- [The exercise]: Take the entries below and reproduce them word for word.

[Extracted data entries]
╭──

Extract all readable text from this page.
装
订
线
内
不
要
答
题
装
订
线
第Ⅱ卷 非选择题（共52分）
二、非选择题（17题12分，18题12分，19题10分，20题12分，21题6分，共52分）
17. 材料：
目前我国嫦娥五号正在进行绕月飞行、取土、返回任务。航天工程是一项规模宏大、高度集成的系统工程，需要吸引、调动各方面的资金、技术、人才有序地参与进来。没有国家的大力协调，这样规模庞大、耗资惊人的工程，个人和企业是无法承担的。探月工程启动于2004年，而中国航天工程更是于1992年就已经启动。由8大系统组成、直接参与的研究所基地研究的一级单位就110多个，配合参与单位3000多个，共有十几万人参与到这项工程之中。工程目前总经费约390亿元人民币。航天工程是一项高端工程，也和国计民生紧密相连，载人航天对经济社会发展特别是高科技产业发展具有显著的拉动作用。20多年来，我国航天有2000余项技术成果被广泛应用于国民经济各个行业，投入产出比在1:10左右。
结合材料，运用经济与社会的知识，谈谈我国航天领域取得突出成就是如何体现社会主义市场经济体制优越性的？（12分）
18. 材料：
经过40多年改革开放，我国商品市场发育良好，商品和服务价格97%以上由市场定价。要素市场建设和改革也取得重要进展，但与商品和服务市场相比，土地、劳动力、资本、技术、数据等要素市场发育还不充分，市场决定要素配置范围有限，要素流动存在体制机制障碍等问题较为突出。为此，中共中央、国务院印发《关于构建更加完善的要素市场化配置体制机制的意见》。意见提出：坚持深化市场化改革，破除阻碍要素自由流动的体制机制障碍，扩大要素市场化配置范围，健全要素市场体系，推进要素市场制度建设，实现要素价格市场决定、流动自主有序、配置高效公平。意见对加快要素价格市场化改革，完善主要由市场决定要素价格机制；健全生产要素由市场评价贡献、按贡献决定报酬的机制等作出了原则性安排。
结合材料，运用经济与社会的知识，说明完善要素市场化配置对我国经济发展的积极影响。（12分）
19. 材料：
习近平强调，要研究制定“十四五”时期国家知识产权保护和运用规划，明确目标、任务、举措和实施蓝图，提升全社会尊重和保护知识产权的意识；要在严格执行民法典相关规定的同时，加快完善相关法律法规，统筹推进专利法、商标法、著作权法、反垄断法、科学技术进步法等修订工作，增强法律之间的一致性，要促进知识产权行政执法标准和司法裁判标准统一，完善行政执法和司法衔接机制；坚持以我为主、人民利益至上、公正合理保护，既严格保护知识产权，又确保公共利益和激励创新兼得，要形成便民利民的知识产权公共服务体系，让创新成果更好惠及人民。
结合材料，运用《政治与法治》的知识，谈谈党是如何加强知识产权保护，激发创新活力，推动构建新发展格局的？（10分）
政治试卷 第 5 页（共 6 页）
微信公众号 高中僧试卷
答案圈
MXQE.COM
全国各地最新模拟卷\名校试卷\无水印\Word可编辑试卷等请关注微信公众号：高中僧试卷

╰──

- [Response]:
Extract all readable text from this page.
装
订
线
内
不
要
答
题
装
订
线
第Ⅱ卷 非选择题（共52分）
二、非选择题（17题12分，18题12分，19题10分，20题12分，21题6分，共52分）
17. 材料：
目前我国嫦娥五号正在进行绕月飞行、取土、返回任务。航天工程是一项规模宏大、高度集成的系统工程，需要吸引、调动各方面的资金、技术、人才有序地参与进来。没有国家的大力协调，这样规模庞大、耗资惊人的工程，个人和企业是无法承担的。探月工程启动于2004年，而中国航天工程更是于1992年就已经启动。由8大系统组成、直接参与的研究所基地研究的一级单位就110多个，配合参与单位3000多个，共有十几万人参与到这项工程之中。工程目前总经费约390亿元人民币。航天工程是一项高端工程，也和国计民生紧密相连，载人航天对经济社会发展特别是高科技产业发展具有显著的拉动作用。20多年来，我国航天有2000余项技术成果被广泛应用于国民经济各个行业，投入产出比在1:10左右。
结合材料，运用经济与社会的知识，谈谈我国航天领域取得突出成就是如何体现社会主义市场经济体制优越性的？（12分）
18. 材料：
经过40多年改革开放，我国商品市场发育良好，商品和服务价格97%以上由市场定价。要素市场建设和改革也取得重要进展，但与商品和服务市场相比，土地、劳动力、资本、技术、数据等要素市场发育还不充分，市场决定要素配置范围有限，要素流动存在体制机制障碍等问题较为突出。为此，中共中央、国务院印发《关于构建更加完善的要素市场化配置体制机制的意见》。意见提出：坚持深化市场化改革，破除阻碍要素自由流动的体制机制障碍，扩大要素市场化配置范围，健全要素市场体系，推进要素市场制度建设，实现要素价格市场决定、流动自主有序、配置高效公平。意见对加快要素价格市场化改革，完善主要由市场决定要素价格机制；健全生产要素由市场评价贡献、按贡献决定报酬的机制等作出了原则性安排。
结合材料，运用经济与社会的知识，说明完善要素市场化配置对我国经济发展的积极影响。（12分）
19. 材料：
习近平强调，要研究制定“十四五”时期国家知识产权保护和运用规划，明确目标、任务、举措和实施蓝图，提升全社会尊重和保护知识产权的意识；要在严格执行民法典相关规定的同时，加快完善相关法律法规，统筹推进专利法、商标法、著作权法、反垄断法、科学技术进步法等修订工作，增强法律之间的一致性，要促进知识产权行政执法标准和司法裁判标准统一，完善行政执法和司法衔接机制；坚持以我为主、人民利益至上、公正合理保护，既严格保护知识产权，又确保公共利益和激励创新兼得，要形成便民利民的知识产权公共服务体系，让创新成果更好惠及人民。
结合材料，运用《政治与法治》的知识，谈谈党是如何加强知识产权保护，激发创新活力，推动构建新发展格局的？（10分）
政治试卷 第 5 页（共 6 页）
微信公众号 高中僧试卷
答案圈
MXQE.COM
全国各地最新模拟卷\名校试卷\无水印\Word可编辑试卷等请关注微信公众号：高中僧试卷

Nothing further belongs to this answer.